**Directive**
Using the entries that follow, count the lines containing the word "from" and give that number by itself.

**Supplied data**
┄┄┄┄┄┄┄┄┄┄┄┄┄┄┄┄┄┄┄┄

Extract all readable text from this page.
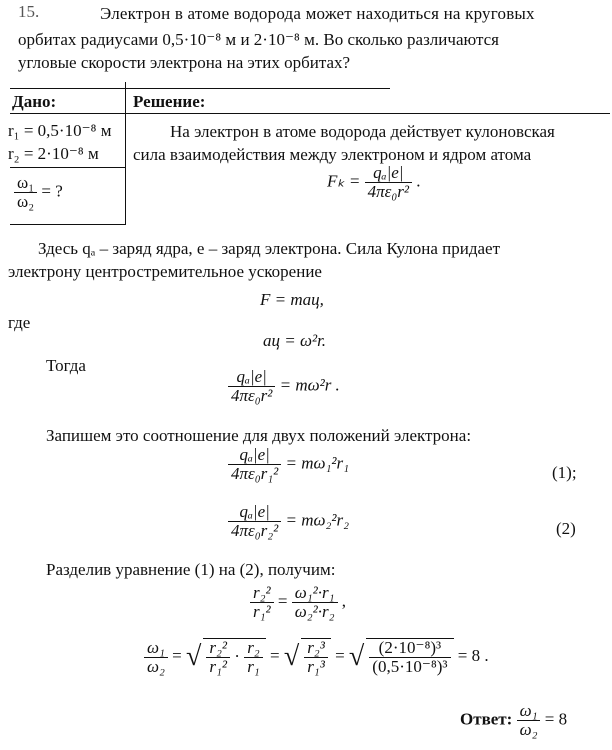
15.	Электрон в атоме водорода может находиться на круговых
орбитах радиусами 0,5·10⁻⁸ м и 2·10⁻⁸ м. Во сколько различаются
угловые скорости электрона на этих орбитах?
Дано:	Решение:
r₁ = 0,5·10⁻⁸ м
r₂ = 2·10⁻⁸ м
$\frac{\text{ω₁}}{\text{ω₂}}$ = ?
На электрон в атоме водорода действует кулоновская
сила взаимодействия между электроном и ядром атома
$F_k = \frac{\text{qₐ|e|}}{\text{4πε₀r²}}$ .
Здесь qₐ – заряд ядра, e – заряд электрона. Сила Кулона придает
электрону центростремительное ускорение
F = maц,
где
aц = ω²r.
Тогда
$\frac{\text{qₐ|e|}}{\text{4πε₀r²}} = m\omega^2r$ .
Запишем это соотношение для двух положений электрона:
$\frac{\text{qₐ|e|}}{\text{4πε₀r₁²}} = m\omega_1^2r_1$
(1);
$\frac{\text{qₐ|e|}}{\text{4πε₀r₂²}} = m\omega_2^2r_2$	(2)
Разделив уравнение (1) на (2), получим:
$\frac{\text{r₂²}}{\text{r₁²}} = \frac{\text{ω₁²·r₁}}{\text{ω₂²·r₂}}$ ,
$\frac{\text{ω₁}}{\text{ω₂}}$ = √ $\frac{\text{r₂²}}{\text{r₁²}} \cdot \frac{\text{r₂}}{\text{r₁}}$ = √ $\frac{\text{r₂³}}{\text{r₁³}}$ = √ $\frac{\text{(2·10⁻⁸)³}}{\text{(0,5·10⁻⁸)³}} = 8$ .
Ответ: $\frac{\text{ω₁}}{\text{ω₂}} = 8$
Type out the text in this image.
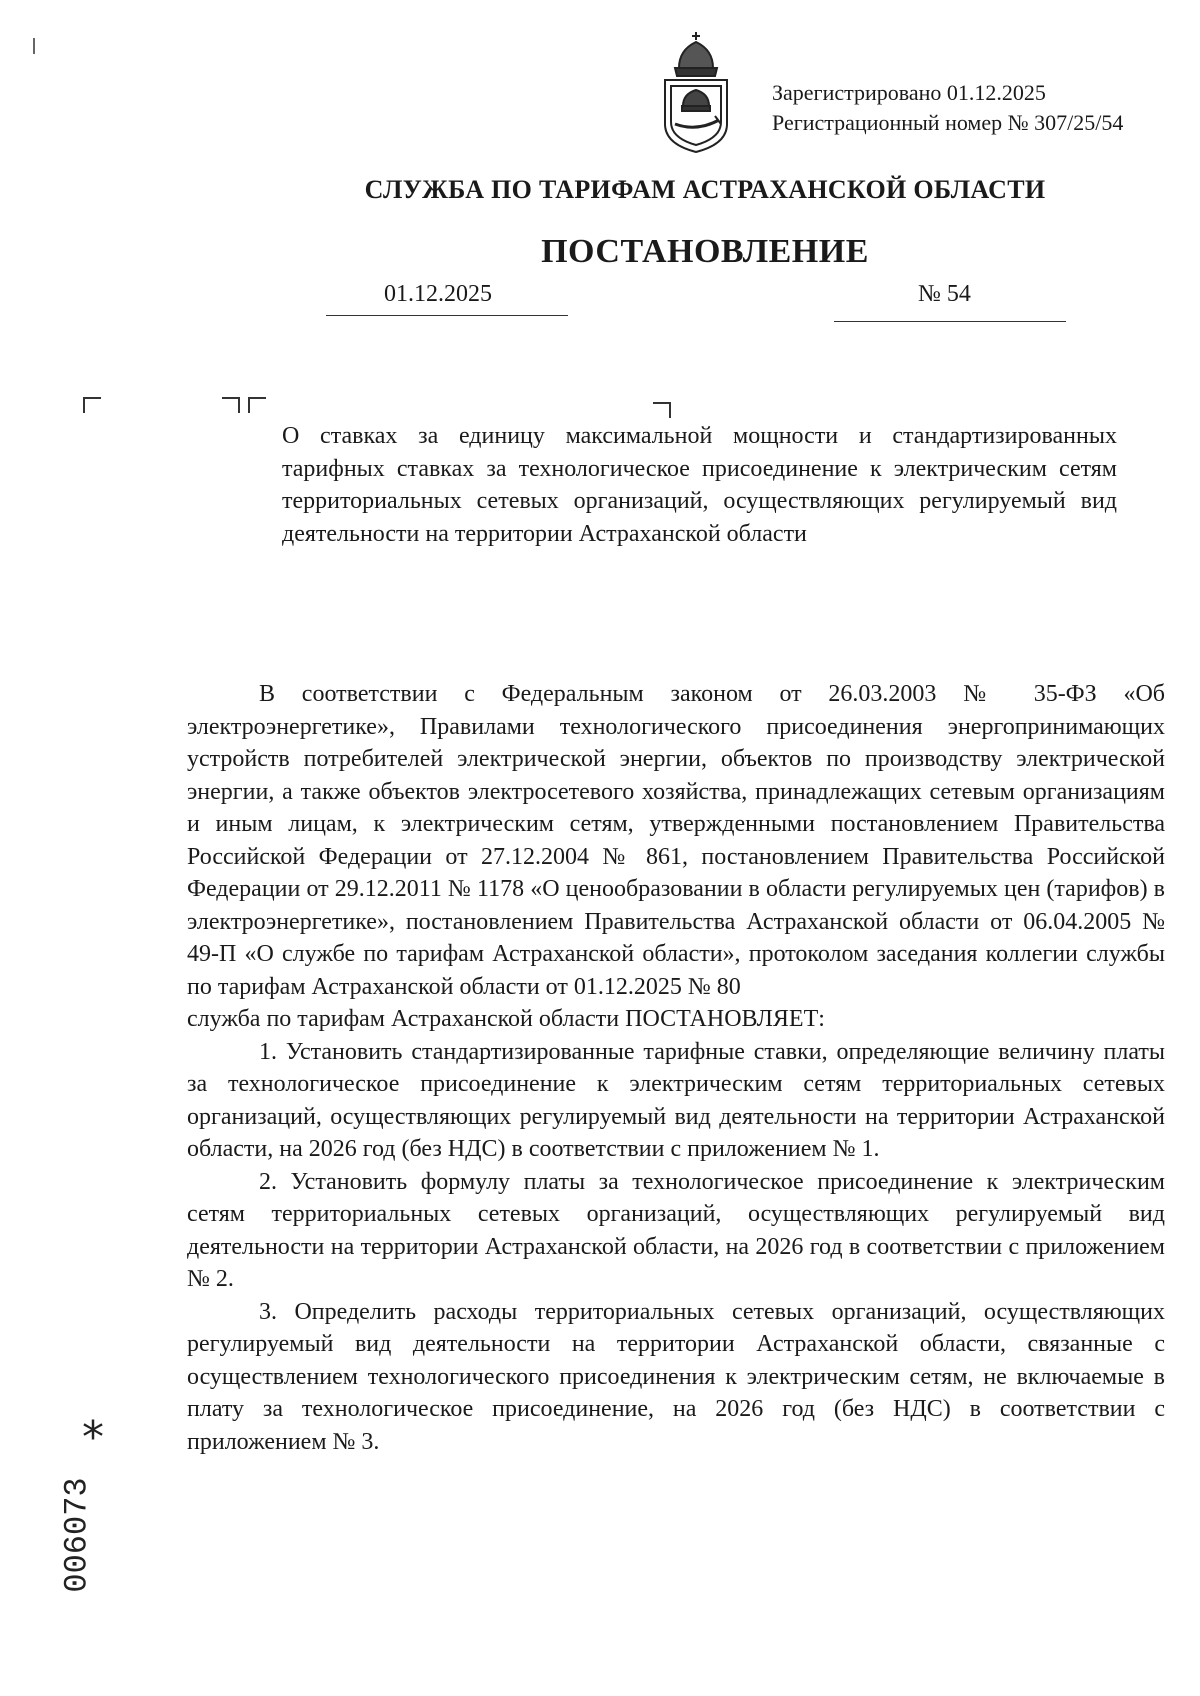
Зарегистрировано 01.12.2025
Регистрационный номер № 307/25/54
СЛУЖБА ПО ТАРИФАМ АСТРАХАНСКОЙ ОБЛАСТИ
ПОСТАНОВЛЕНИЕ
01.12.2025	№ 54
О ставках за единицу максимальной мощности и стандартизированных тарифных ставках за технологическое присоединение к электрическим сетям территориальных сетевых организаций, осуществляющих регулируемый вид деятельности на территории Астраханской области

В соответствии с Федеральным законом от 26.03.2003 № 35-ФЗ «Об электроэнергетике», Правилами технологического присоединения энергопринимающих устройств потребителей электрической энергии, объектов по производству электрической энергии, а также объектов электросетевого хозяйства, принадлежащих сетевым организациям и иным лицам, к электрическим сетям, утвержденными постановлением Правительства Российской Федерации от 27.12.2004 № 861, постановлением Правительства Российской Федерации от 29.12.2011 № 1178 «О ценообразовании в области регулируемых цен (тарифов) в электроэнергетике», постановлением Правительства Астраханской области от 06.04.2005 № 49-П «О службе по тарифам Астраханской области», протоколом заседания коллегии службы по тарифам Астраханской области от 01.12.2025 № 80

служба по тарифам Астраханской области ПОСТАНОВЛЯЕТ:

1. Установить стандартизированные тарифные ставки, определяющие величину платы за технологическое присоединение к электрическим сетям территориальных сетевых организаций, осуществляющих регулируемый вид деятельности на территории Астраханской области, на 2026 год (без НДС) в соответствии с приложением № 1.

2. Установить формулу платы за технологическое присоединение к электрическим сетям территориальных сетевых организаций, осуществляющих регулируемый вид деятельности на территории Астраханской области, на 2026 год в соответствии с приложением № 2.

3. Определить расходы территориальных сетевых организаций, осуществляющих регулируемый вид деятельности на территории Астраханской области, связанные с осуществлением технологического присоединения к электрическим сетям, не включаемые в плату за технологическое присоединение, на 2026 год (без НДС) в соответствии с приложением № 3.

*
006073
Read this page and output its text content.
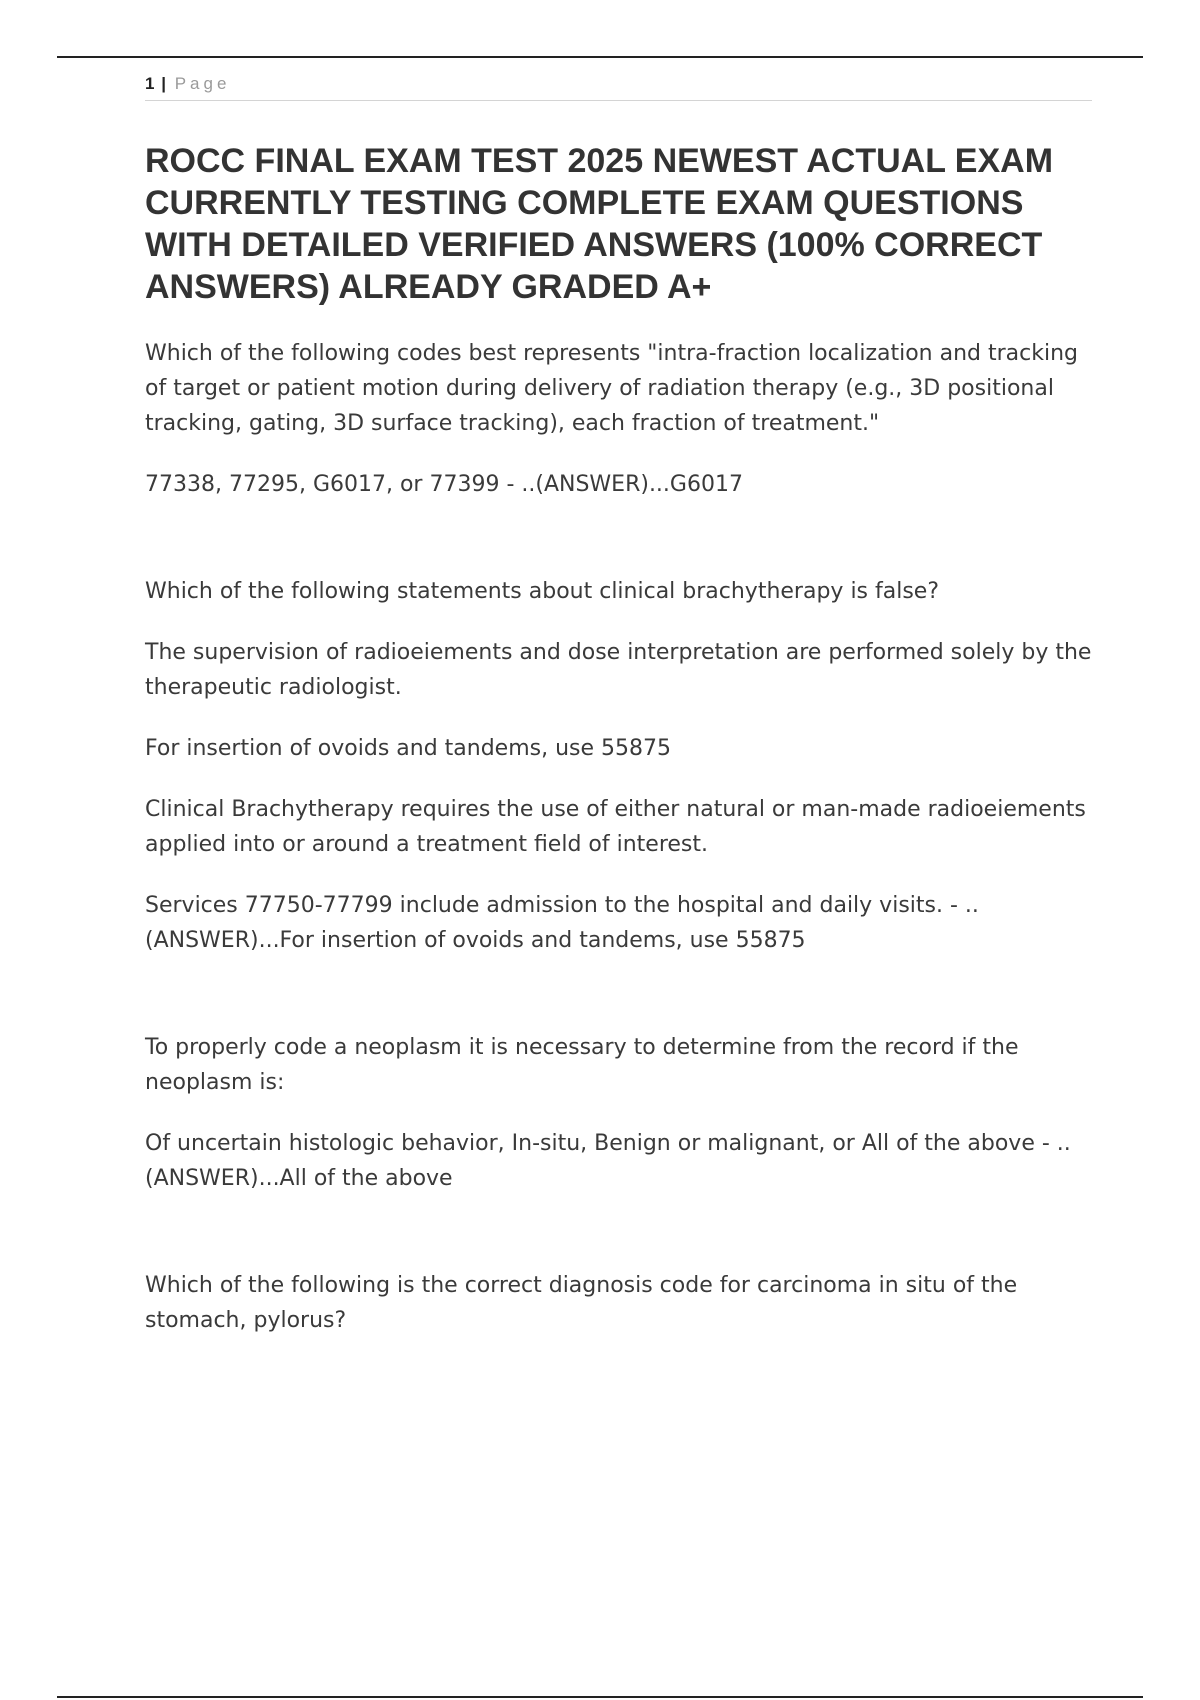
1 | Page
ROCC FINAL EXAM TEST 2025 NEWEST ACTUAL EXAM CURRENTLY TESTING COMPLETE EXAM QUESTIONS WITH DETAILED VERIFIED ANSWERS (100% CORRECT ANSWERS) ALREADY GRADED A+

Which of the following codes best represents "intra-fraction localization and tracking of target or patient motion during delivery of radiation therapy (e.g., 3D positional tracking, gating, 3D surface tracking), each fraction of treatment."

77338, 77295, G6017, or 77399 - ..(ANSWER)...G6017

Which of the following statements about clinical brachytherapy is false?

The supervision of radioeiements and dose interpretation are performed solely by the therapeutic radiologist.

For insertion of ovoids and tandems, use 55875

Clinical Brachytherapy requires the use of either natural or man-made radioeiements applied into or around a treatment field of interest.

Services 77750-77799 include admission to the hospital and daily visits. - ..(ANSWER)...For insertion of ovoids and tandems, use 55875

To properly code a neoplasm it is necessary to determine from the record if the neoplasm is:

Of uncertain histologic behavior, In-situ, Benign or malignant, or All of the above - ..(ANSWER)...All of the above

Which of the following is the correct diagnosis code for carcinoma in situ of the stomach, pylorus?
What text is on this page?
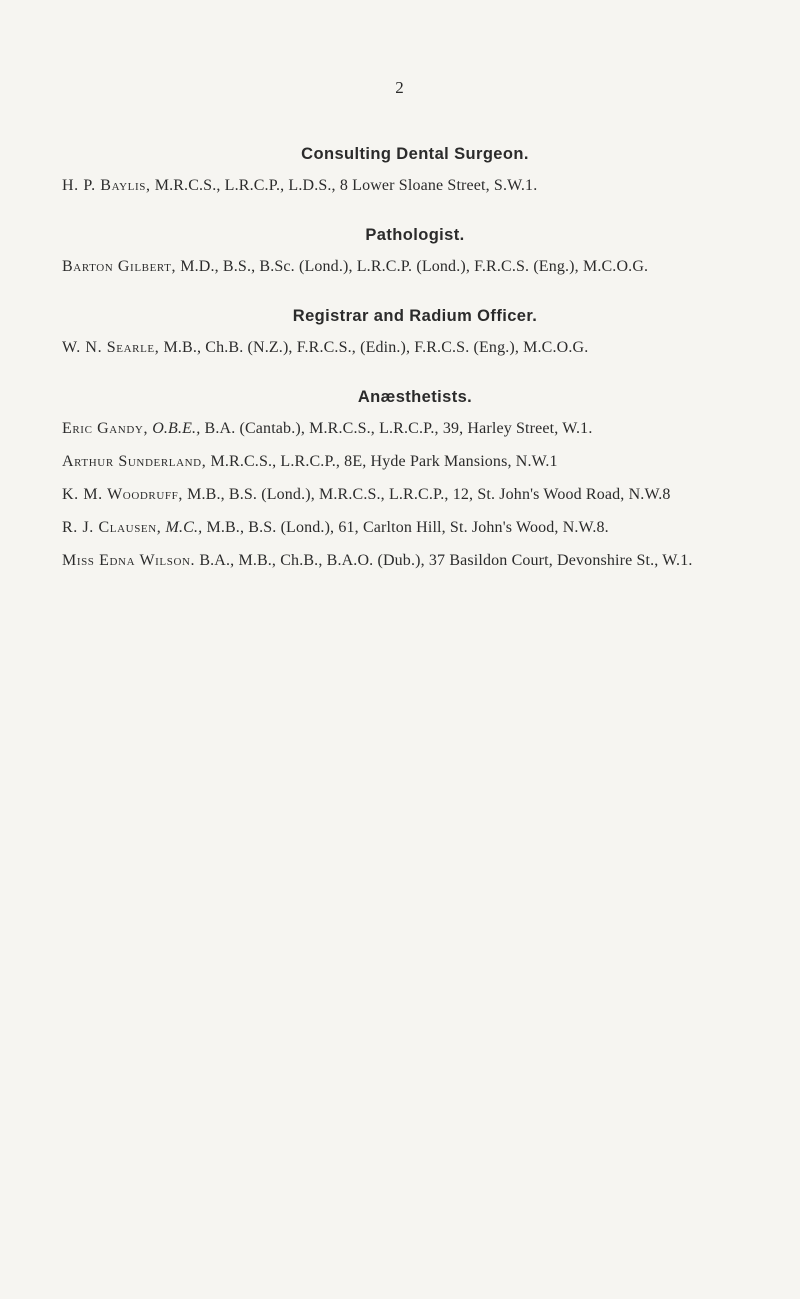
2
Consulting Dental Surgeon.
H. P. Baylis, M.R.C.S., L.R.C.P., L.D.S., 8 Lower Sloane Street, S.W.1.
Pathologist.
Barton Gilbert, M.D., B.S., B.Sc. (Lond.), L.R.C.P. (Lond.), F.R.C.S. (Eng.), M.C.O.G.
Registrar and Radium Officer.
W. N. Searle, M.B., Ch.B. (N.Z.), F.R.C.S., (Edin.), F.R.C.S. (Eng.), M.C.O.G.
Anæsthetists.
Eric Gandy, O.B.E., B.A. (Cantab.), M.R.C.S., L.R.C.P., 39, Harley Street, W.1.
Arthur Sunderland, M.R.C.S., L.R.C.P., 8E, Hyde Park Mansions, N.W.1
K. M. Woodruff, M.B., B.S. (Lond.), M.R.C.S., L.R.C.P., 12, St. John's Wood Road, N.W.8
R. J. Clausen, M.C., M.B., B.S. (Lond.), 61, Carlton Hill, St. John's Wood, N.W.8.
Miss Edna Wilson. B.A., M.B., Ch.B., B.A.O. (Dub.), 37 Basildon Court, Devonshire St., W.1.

┄┄┄┄┄┄┄┄┄┄┄┄┄┄┄┄┄┄┄┄

**Full answer**
2